■ Task brief:
Transcribe every line of the records verbatim.

**** Input for this task ****

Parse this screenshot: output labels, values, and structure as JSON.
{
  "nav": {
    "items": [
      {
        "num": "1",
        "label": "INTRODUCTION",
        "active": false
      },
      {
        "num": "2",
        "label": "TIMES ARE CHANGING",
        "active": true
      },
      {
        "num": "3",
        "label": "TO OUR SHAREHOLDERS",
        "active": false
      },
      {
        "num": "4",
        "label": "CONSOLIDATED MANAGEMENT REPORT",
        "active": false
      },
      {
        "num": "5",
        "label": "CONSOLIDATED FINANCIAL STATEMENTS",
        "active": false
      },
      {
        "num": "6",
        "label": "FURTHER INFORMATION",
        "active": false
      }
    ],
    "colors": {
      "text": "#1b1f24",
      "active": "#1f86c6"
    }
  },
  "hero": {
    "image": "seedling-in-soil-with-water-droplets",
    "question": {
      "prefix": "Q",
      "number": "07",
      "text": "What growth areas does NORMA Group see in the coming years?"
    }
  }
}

****

■ Answer:
Parse this screenshot: output labels, values, and structure as JSON.
{
  "nav": {
    "items": [
      {
        "num": "1",
        "label": "INTRODUCTION",
        "active": false
      },
      {
        "num": "2",
        "label": "TIMES ARE CHANGING",
        "active": true
      },
      {
        "num": "3",
        "label": "TO OUR SHAREHOLDERS",
        "active": false
      },
      {
        "num": "4",
        "label": "CONSOLIDATED MANAGEMENT REPORT",
        "active": false
      },
      {
        "num": "5",
        "label": "CONSOLIDATED FINANCIAL STATEMENTS",
        "active": false
      },
      {
        "num": "6",
        "label": "FURTHER INFORMATION",
        "active": false
      }
    ],
    "colors": {
      "text": "#1b1f24",
      "active": "#1f86c6"
    }
  },
  "hero": {
    "image": "seedling-in-soil-with-water-droplets",
    "question": {
      "prefix": "Q",
      "number": "07",
      "text": "What growth areas does NORMA Group see in the coming years?"
    }
  }
}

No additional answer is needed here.